# [Provided data]
......

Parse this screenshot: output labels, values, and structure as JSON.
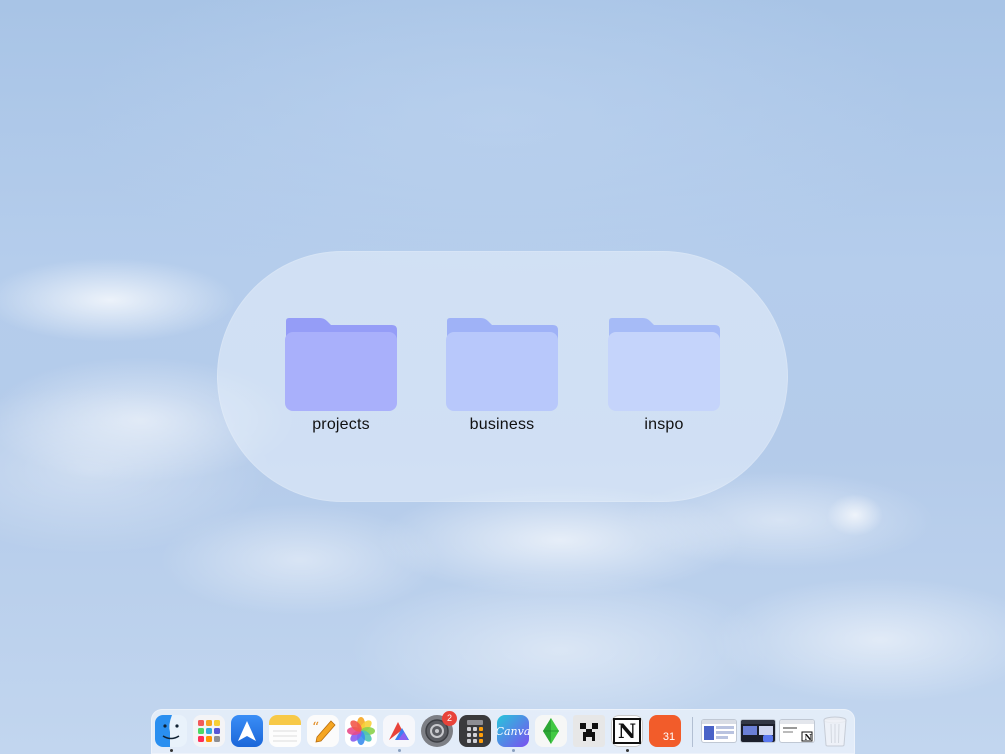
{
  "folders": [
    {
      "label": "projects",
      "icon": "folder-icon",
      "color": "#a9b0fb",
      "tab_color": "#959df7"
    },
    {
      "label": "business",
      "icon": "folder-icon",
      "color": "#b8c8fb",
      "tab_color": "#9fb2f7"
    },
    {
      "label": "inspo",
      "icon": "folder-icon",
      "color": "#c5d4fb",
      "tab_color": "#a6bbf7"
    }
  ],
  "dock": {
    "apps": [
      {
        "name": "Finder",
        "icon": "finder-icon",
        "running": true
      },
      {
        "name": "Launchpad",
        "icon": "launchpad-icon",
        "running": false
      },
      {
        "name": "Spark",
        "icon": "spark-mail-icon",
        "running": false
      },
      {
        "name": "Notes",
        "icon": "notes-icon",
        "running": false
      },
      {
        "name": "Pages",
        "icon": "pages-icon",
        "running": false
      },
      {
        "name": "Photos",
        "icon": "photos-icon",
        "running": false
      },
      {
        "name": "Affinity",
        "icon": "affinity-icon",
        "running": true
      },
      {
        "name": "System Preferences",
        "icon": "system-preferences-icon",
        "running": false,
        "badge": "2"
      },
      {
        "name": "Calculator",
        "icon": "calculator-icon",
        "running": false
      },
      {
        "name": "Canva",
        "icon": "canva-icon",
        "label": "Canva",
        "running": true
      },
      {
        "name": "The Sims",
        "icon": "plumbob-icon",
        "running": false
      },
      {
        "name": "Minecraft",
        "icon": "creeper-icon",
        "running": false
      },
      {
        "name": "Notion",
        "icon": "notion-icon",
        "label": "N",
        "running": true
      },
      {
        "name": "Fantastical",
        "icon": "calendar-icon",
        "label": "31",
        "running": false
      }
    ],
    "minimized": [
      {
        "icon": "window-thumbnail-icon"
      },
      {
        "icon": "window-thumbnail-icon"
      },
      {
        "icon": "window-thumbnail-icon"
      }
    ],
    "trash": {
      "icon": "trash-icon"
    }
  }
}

......

# [Problem to solve]
Reproduce every line exactly and omit all pictures.

# [In response]
Parse this screenshot: output labels, values, and structure as JSON.
{
  "folders": [
    {
      "label": "projects",
      "icon": "folder-icon",
      "color": "#a9b0fb",
      "tab_color": "#959df7"
    },
    {
      "label": "business",
      "icon": "folder-icon",
      "color": "#b8c8fb",
      "tab_color": "#9fb2f7"
    },
    {
      "label": "inspo",
      "icon": "folder-icon",
      "color": "#c5d4fb",
      "tab_color": "#a6bbf7"
    }
  ],
  "dock": {
    "apps": [
      {
        "name": "Finder",
        "icon": "finder-icon",
        "running": true
      },
      {
        "name": "Launchpad",
        "icon": "launchpad-icon",
        "running": false
      },
      {
        "name": "Spark",
        "icon": "spark-mail-icon",
        "running": false
      },
      {
        "name": "Notes",
        "icon": "notes-icon",
        "running": false
      },
      {
        "name": "Pages",
        "icon": "pages-icon",
        "running": false
      },
      {
        "name": "Photos",
        "icon": "photos-icon",
        "running": false
      },
      {
        "name": "Affinity",
        "icon": "affinity-icon",
        "running": true
      },
      {
        "name": "System Preferences",
        "icon": "system-preferences-icon",
        "running": false,
        "badge": "2"
      },
      {
        "name": "Calculator",
        "icon": "calculator-icon",
        "running": false
      },
      {
        "name": "Canva",
        "icon": "canva-icon",
        "label": "Canva",
        "running": true
      },
      {
        "name": "The Sims",
        "icon": "plumbob-icon",
        "running": false
      },
      {
        "name": "Minecraft",
        "icon": "creeper-icon",
        "running": false
      },
      {
        "name": "Notion",
        "icon": "notion-icon",
        "label": "N",
        "running": true
      },
      {
        "name": "Fantastical",
        "icon": "calendar-icon",
        "label": "31",
        "running": false
      }
    ],
    "minimized": [
      {
        "icon": "window-thumbnail-icon"
      },
      {
        "icon": "window-thumbnail-icon"
      },
      {
        "icon": "window-thumbnail-icon"
      }
    ],
    "trash": {
      "icon": "trash-icon"
    }
  }
}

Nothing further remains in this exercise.